▶ _WHAT IS REQUIRED_:
Please lay out all the rows below as a Markdown table with two columns, Row and Line, giving each line its number and skipping blank lines. Leave the pictures out of the table.

▶ _RAW DATA_:
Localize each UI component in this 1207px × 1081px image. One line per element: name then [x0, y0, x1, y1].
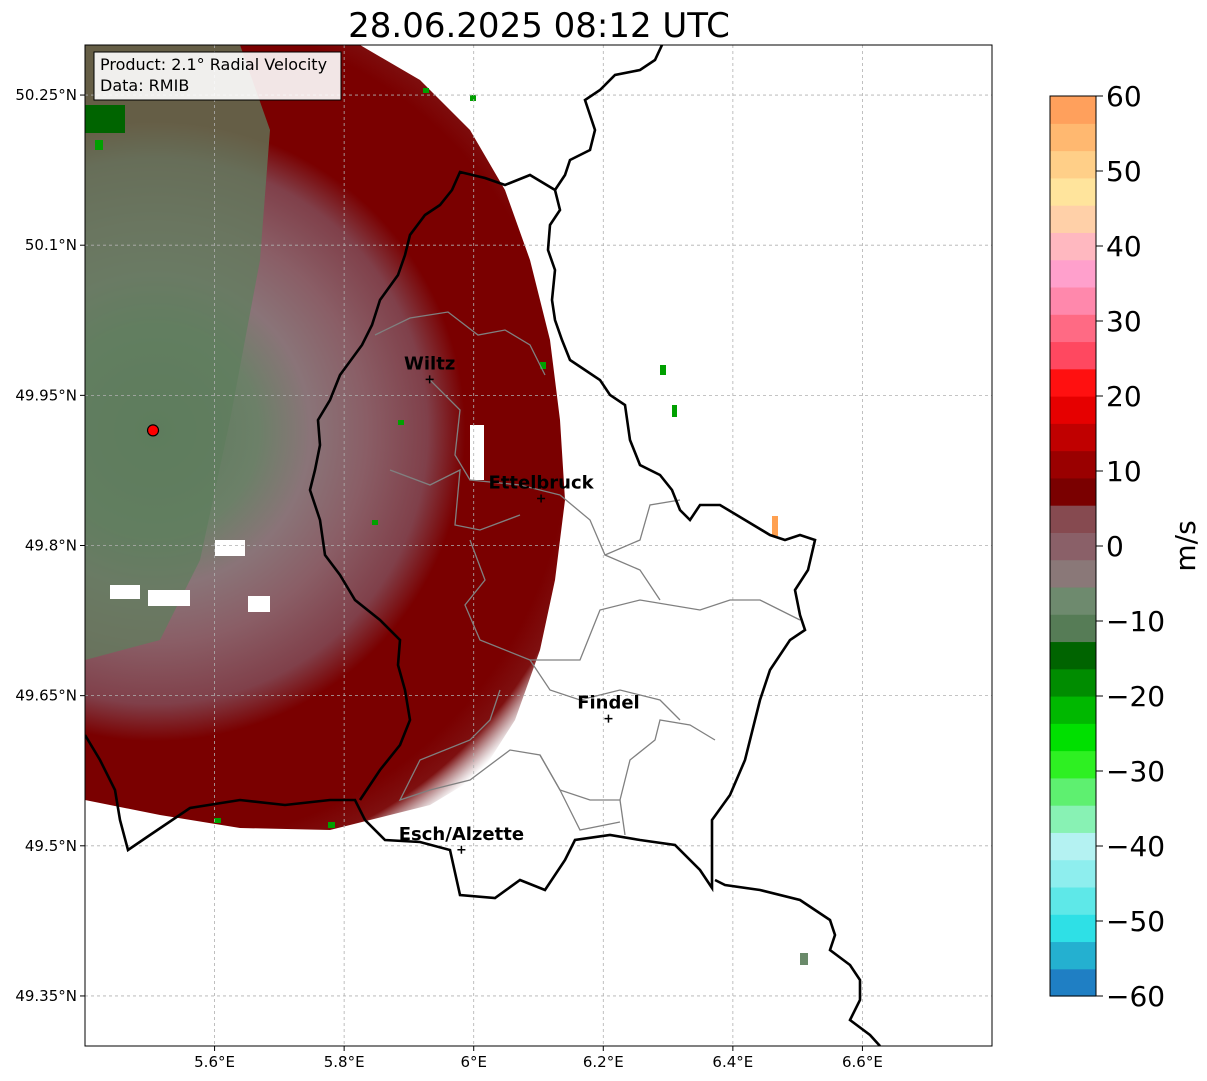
colorbar-segment: [1050, 450, 1096, 479]
colorbar-tick-label: 0: [1106, 530, 1124, 563]
lat-tick-label: 49.35°N: [15, 987, 77, 1005]
colorbar-segments: [1050, 96, 1096, 997]
colorbar-segment: [1050, 477, 1096, 506]
colorbar-segment: [1050, 177, 1096, 206]
colorbar-segment: [1050, 559, 1096, 588]
latitude-ticks: 50.25°N 50.1°N 49.95°N 49.8°N 49.65°N 49.5°N 4…: [15, 86, 85, 1005]
colorbar-segment: [1050, 368, 1096, 397]
echo-speckle-orange: [772, 516, 778, 536]
longitude-ticks: 5.6°E 5.8°E 6°E 6.2°E 6.4°E 6.6°E: [194, 1046, 883, 1071]
lon-tick-label: 5.8°E: [324, 1053, 365, 1071]
city-marker: [537, 494, 546, 503]
colorbar-tick-label: −30: [1106, 755, 1165, 788]
colorbar-tick-label: −60: [1106, 980, 1165, 1013]
lon-tick-label: 6.6°E: [842, 1053, 883, 1071]
colorbar-tick-label: 20: [1106, 380, 1142, 413]
colorbar-tick-label: 60: [1106, 80, 1142, 113]
colorbar-segment: [1050, 314, 1096, 343]
colorbar-segment: [1050, 423, 1096, 452]
colorbar-segment: [1050, 777, 1096, 806]
colorbar: 60 50 40 30 20 10 0 −10 −20 −30 −40 −50 −60 m/s: [1049, 80, 1202, 1013]
lon-tick-label: 6.4°E: [712, 1053, 753, 1071]
lat-tick-label: 50.1°N: [25, 236, 77, 254]
colorbar-segment: [1050, 941, 1096, 970]
lat-tick-label: 49.95°N: [15, 386, 77, 404]
colorbar-segment: [1050, 641, 1096, 670]
colorbar-segment: [1050, 668, 1096, 697]
city-label: Wiltz: [404, 353, 455, 374]
lat-tick-label: 49.5°N: [25, 837, 77, 855]
colorbar-segment: [1050, 886, 1096, 915]
lat-tick-label: 49.8°N: [25, 537, 77, 555]
colorbar-segment: [1050, 859, 1096, 888]
colorbar-segment: [1050, 123, 1096, 152]
colorbar-segment: [1050, 396, 1096, 424]
city-label: Findel: [577, 693, 640, 714]
colorbar-segment: [1050, 150, 1096, 179]
colorbar-ticks: 60 50 40 30 20 10 0 −10 −20 −30 −40 −50 −60: [1096, 80, 1165, 1013]
city-labels: Wiltz Ettelbruck Findel Esch/Alzette: [399, 353, 640, 854]
colorbar-tick-label: 50: [1106, 155, 1142, 188]
colorbar-tick-label: −50: [1106, 905, 1165, 938]
lat-tick-label: 50.25°N: [15, 86, 77, 104]
colorbar-segment: [1050, 832, 1096, 861]
info-data-source: Data: RMIB: [100, 76, 189, 95]
colorbar-segment: [1050, 586, 1096, 615]
colorbar-segment: [1050, 286, 1096, 315]
colorbar-label: m/s: [1169, 520, 1202, 571]
lat-tick-label: 49.65°N: [15, 687, 77, 705]
city-wiltz: Wiltz: [404, 353, 455, 384]
colorbar-tick-label: 30: [1106, 305, 1142, 338]
info-box: Product: 2.1° Radial Velocity Data: RMIB: [93, 51, 342, 101]
lon-tick-label: 6.2°E: [583, 1053, 624, 1071]
city-marker: [457, 845, 466, 854]
echo-speckle-remote: [800, 953, 808, 965]
colorbar-segment: [1050, 696, 1096, 724]
colorbar-segment: [1050, 968, 1096, 997]
city-marker: [604, 714, 613, 723]
map-title: 28.06.2025 08:12 UTC: [348, 6, 730, 46]
map-area: Wiltz Ettelbruck Findel Esch/Alzette: [85, 45, 992, 1046]
colorbar-segment: [1050, 205, 1096, 233]
colorbar-segment: [1050, 96, 1096, 124]
colorbar-segment: [1050, 723, 1096, 752]
colorbar-tick-label: −40: [1106, 830, 1165, 863]
colorbar-tick-label: 40: [1106, 230, 1142, 263]
colorbar-segment: [1050, 914, 1096, 943]
echo-speckles: [85, 88, 677, 828]
colorbar-tick-label: −10: [1106, 605, 1165, 638]
colorbar-segment: [1050, 341, 1096, 370]
colorbar-tick-label: 10: [1106, 455, 1142, 488]
info-product: Product: 2.1° Radial Velocity: [100, 55, 327, 74]
radar-echo-inbound-patch: [85, 45, 270, 660]
city-findel: Findel: [577, 693, 640, 723]
colorbar-segment: [1050, 505, 1096, 533]
lon-tick-label: 5.6°E: [194, 1053, 235, 1071]
colorbar-segment: [1050, 750, 1096, 779]
colorbar-segment: [1050, 805, 1096, 833]
radar-site-marker: [146, 424, 160, 437]
colorbar-segment: [1050, 614, 1096, 643]
canton-boundaries: [374, 311, 801, 836]
colorbar-segment: [1050, 532, 1096, 561]
city-label: Ettelbruck: [489, 472, 595, 493]
colorbar-segment: [1050, 259, 1096, 288]
city-ettelbruck: Ettelbruck: [489, 472, 595, 503]
lon-tick-label: 6°E: [460, 1053, 487, 1071]
colorbar-segment: [1050, 232, 1096, 261]
city-marker: [425, 375, 434, 384]
city-esch-alzette: Esch/Alzette: [399, 824, 524, 854]
country-borders: [85, 45, 881, 1046]
city-label: Esch/Alzette: [399, 824, 524, 845]
colorbar-tick-label: −20: [1106, 680, 1165, 713]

▶ _SOLUTION FOR THIS EXERCISE_:
| Row | Line |
|---|---|
| 1 | Localize each UI component in this 1207px × 1081px image. One line per element: name then [x0, y0, x1, y1]. |
| 2 | colorbar-segment: [1050, 450, 1096, 479] |
| 3 | colorbar-tick-label: 0: [1106, 530, 1124, 563] |
| 4 | lat-tick-label: 49.35°N: [15, 987, 77, 1005] |
| 5 | colorbar-segments: [1050, 96, 1096, 997] |
| 6 | colorbar-segment: [1050, 477, 1096, 506] |
| 7 | colorbar-segment: [1050, 177, 1096, 206] |
| 8 | colorbar-segment: [1050, 559, 1096, 588] |
| 9 | latitude-ticks: 50.25°N 50.1°N 49.95°N 49.8°N 49.65°N 49.5°N 4…: [15, 86, 85, 1005] |
| 10 | colorbar-segment: [1050, 368, 1096, 397] |
| 11 | echo-speckle-orange: [772, 516, 778, 536] |
| 12 | longitude-ticks: 5.6°E 5.8°E 6°E 6.2°E 6.4°E 6.6°E: [194, 1046, 883, 1071] |
| 13 | lon-tick-label: 5.8°E: [324, 1053, 365, 1071] |
| 14 | city-marker: [537, 494, 546, 503] |
| 15 | colorbar-tick-label: −30: [1106, 755, 1165, 788] |
| 16 | colorbar-tick-label: −60: [1106, 980, 1165, 1013] |
| 17 | lon-tick-label: 6.6°E: [842, 1053, 883, 1071] |
| 18 | colorbar-tick-label: 20: [1106, 380, 1142, 413] |
| 19 | colorbar-tick-label: 60: [1106, 80, 1142, 113] |
| 20 | colorbar-segment: [1050, 314, 1096, 343] |
| 21 | colorbar-segment: [1050, 423, 1096, 452] |
| 22 | colorbar-segment: [1050, 777, 1096, 806] |
| 23 | colorbar: 60 50 40 30 20 10 0 −10 −20 −30 −40 −50 −60 m/s: [1049, 80, 1202, 1013] |
| 24 | lon-tick-label: 6.4°E: [712, 1053, 753, 1071] |
| 25 | lat-tick-label: 50.1°N: [25, 236, 77, 254] |
| 26 | colorbar-segment: [1050, 941, 1096, 970] |
| 27 | lat-tick-label: 49.95°N: [15, 386, 77, 404] |
| 28 | colorbar-segment: [1050, 641, 1096, 670] |
| 29 | colorbar-segment: [1050, 668, 1096, 697] |
| 30 | city-label: Wiltz: [404, 353, 455, 374] |
| 31 | lat-tick-label: 49.5°N: [25, 837, 77, 855] |
| 32 | colorbar-segment: [1050, 886, 1096, 915] |
| 33 | lat-tick-label: 49.8°N: [25, 537, 77, 555] |
| 34 | colorbar-segment: [1050, 859, 1096, 888] |
| 35 | colorbar-segment: [1050, 123, 1096, 152] |
| 36 | colorbar-segment: [1050, 396, 1096, 424] |
| 37 | city-label: Findel: [577, 693, 640, 714] |
| 38 | colorbar-segment: [1050, 150, 1096, 179] |
| 39 | colorbar-ticks: 60 50 40 30 20 10 0 −10 −20 −30 −40 −50 −60: [1096, 80, 1165, 1013] |
| 40 | city-labels: Wiltz Ettelbruck Findel Esch/Alzette: [399, 353, 640, 854] |
| 41 | colorbar-tick-label: 50: [1106, 155, 1142, 188] |
| 42 | colorbar-tick-label: −50: [1106, 905, 1165, 938] |
| 43 | lat-tick-label: 50.25°N: [15, 86, 77, 104] |
| 44 | colorbar-segment: [1050, 832, 1096, 861] |
| 45 | info-data-source: Data: RMIB: [100, 76, 189, 95] |
| 46 | colorbar-segment: [1050, 586, 1096, 615] |
| 47 | colorbar-segment: [1050, 286, 1096, 315] |
| 48 | colorbar-label: m/s: [1169, 520, 1202, 571] |
| 49 | lat-tick-label: 49.65°N: [15, 687, 77, 705] |
| 50 | city-wiltz: Wiltz: [404, 353, 455, 384] |
| 51 | colorbar-tick-label: 30: [1106, 305, 1142, 338] |
| 52 | info-box: Product: 2.1° Radial Velocity Data: RMIB: [93, 51, 342, 101] |
| 53 | lon-tick-label: 6.2°E: [583, 1053, 624, 1071] |
| 54 | city-marker: [457, 845, 466, 854] |
| 55 | echo-speckle-remote: [800, 953, 808, 965] |
| 56 | colorbar-segment: [1050, 696, 1096, 724] |
| 57 | colorbar-segment: [1050, 968, 1096, 997] |
| 58 | city-marker: [604, 714, 613, 723] |
| 59 | map-title: 28.06.2025 08:12 UTC: [348, 6, 730, 46] |
| 60 | map-area: Wiltz Ettelbruck Findel Esch/Alzette: [85, 45, 992, 1046] |
| 61 | colorbar-segment: [1050, 205, 1096, 233] |
| 62 | colorbar-segment: [1050, 96, 1096, 124] |
| 63 | colorbar-segment: [1050, 723, 1096, 752] |
| 64 | colorbar-tick-label: −40: [1106, 830, 1165, 863] |
| 65 | colorbar-tick-label: 40: [1106, 230, 1142, 263] |
| 66 | colorbar-segment: [1050, 914, 1096, 943] |
| 67 | echo-speckles: [85, 88, 677, 828] |
| 68 | colorbar-tick-label: −10: [1106, 605, 1165, 638] |
| 69 | colorbar-segment: [1050, 341, 1096, 370] |
| 70 | colorbar-tick-label: 10: [1106, 455, 1142, 488] |
| 71 | info-product: Product: 2.1° Radial Velocity: [100, 55, 327, 74] |
| 72 | radar-echo-inbound-patch: [85, 45, 270, 660] |
| 73 | city-findel: Findel: [577, 693, 640, 723] |
| 74 | colorbar-segment: [1050, 505, 1096, 533] |
| 75 | lon-tick-label: 5.6°E: [194, 1053, 235, 1071] |
| 76 | colorbar-segment: [1050, 750, 1096, 779] |
| 77 | colorbar-segment: [1050, 805, 1096, 833] |
| 78 | radar-site-marker: [146, 424, 160, 437] |
| 79 | colorbar-segment: [1050, 614, 1096, 643] |
| 80 | canton-boundaries: [374, 311, 801, 836] |
| 81 | colorbar-segment: [1050, 532, 1096, 561] |
| 82 | city-label: Ettelbruck: [489, 472, 595, 493] |
| 83 | colorbar-segment: [1050, 259, 1096, 288] |
| 84 | city-ettelbruck: Ettelbruck: [489, 472, 595, 503] |
| 85 | lon-tick-label: 6°E: [460, 1053, 487, 1071] |
| 86 | colorbar-segment: [1050, 232, 1096, 261] |
| 87 | city-marker: [425, 375, 434, 384] |
| 88 | city-esch-alzette: Esch/Alzette: [399, 824, 524, 854] |
| 89 | country-borders: [85, 45, 881, 1046] |
| 90 | city-label: Esch/Alzette: [399, 824, 524, 845] |
| 91 | colorbar-tick-label: −20: [1106, 680, 1165, 713] |